++++ PASSAGE ++++

Every penny is budgeted in our household, including gifts.  Each month we try to get all those unexpected and expected expenses in the budget.  Before we headed out I told Ellen how much we had to spend on her and we brainstormed about what she wanted to get.  She even spent a couple days finding cute outfit ideas on Pintrest.

We decided to head to Kansas City and shop at The Legends outlets.  I printed off a voucher from their website and then turned it in for a coupon book.  We saved $30 with the coupons and were able to get more clothing than she expected.  She focused on clothes that would be better for school and work.  She even added some fun items like a scarf and jewelry.  I was very proud of her as I listened to her talk through her choices and the reason she would buy one item over the next.  We brainstormed how she could mix and match the items with clothing she already owned.

It’s more work to plan a shopping trip, but the amount of money we saved was well worth it.

 

One week later we celebrated Levi’s 8th birthday.  He loves to help me cook and watch what I’m making in the kitchen.  This year he wanted a robot cake. He helped bake his cake and then decorate it.  This is such a departure from what I used to do for my older two kids.  I would bake their cake the night before and spend an absurd amount of time decorating it to perfection.  After having four kids, the reality set in that they really didn’t care as much as I did about how the cake looked.  They just wanted to eat it.

++++ AVAILABLE DATA ++++

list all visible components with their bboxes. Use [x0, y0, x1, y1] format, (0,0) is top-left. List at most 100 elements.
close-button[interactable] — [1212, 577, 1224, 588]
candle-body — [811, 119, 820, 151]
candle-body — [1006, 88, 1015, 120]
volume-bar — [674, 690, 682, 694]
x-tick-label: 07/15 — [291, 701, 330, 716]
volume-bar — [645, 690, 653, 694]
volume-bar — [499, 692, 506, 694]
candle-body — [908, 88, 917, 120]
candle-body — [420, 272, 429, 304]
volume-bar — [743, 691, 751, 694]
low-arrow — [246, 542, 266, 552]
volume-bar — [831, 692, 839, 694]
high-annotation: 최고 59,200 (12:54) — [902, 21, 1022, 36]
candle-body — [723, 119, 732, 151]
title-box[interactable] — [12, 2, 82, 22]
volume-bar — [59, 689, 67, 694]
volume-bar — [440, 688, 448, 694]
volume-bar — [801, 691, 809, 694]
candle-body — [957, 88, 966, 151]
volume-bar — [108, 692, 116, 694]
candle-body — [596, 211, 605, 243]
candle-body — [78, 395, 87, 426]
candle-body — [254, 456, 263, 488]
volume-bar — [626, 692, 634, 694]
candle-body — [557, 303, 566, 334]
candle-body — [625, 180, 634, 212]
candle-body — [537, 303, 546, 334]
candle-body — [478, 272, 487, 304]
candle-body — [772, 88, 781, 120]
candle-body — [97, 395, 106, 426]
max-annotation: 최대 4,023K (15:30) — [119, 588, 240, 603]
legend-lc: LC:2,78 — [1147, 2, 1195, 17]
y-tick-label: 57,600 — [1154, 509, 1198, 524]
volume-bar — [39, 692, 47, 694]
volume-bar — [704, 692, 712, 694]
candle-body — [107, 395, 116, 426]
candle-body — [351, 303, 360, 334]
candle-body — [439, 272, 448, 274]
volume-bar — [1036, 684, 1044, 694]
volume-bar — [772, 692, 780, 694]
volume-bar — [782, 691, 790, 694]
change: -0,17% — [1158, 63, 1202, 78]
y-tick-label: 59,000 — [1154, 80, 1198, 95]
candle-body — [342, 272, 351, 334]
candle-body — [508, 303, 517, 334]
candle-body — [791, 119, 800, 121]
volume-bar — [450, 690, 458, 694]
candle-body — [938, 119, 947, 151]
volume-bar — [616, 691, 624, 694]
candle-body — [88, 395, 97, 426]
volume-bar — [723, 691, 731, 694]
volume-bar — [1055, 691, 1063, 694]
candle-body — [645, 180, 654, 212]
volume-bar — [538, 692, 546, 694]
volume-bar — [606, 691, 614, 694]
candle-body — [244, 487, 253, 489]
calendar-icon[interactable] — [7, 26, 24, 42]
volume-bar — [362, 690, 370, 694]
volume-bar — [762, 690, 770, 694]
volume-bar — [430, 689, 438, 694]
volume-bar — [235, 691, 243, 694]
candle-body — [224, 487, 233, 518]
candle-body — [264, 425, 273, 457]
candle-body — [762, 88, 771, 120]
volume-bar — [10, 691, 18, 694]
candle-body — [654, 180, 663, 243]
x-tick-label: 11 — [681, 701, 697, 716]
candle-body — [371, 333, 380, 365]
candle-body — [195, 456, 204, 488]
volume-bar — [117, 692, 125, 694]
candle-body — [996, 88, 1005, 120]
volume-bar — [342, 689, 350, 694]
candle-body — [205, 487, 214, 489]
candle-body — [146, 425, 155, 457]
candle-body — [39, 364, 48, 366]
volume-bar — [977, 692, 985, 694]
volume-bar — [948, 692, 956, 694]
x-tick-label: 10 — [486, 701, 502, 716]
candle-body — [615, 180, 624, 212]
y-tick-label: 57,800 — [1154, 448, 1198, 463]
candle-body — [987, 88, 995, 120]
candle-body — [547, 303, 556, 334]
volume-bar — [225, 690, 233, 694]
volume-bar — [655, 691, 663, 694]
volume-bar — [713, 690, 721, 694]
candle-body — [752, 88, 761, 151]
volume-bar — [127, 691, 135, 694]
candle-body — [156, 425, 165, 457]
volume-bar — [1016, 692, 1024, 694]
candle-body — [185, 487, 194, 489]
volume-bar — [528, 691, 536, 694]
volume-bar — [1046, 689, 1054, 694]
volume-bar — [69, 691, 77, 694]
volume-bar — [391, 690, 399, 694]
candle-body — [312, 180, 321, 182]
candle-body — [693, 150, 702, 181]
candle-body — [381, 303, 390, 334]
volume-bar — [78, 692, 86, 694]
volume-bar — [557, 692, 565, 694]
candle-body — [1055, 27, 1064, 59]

++++

> REQUIRED TASKS:
**1.** From the post about the shopping trip and birthday cake, output the part that opens with the words containing "Every penny is" and closes with "she already owned.", copied word for word.
**2.** Using the post about the shopping trip and birthday cake, say whether each statement agrees with it, and back each yes or no with the deciding words quoted from the post: (a) The coupons saved them $30. (b) Levi was turning ten. (c) Levi stayed out of the kitchen while his cake was made.

> SOLUTIONS IN ORDER:
**1.**
Every penny is budgeted in our household, including gifts.  Each month we try to get all those unexpected and expected expenses in the budget.  Before we headed out I told Ellen how much we had to spend on her and we brainstormed about what she wanted to get.  She even spent a couple days finding cute outfit ideas on Pintrest.

We decided to head to Kansas City and shop at The Legends outlets.  I printed off a voucher from their website and then turned it in for a coupon book.  We saved $30 with the coupons and were able to get more clothing than she expected.  She focused on clothes that would be better for school and work.  She even added some fun items like a scarf and jewelry.  I was very proud of her as I listened to her talk through her choices and the reason she would buy one item over the next.  We brainstormed how she could mix and match the items with clothing she already owned.

**2.**
(a) Yes: "We saved $30 with the coupons"
(b) No: "One week later we celebrated Levi’s 8th birthday."
(c) No: "He helped bake his cake and then decorate it."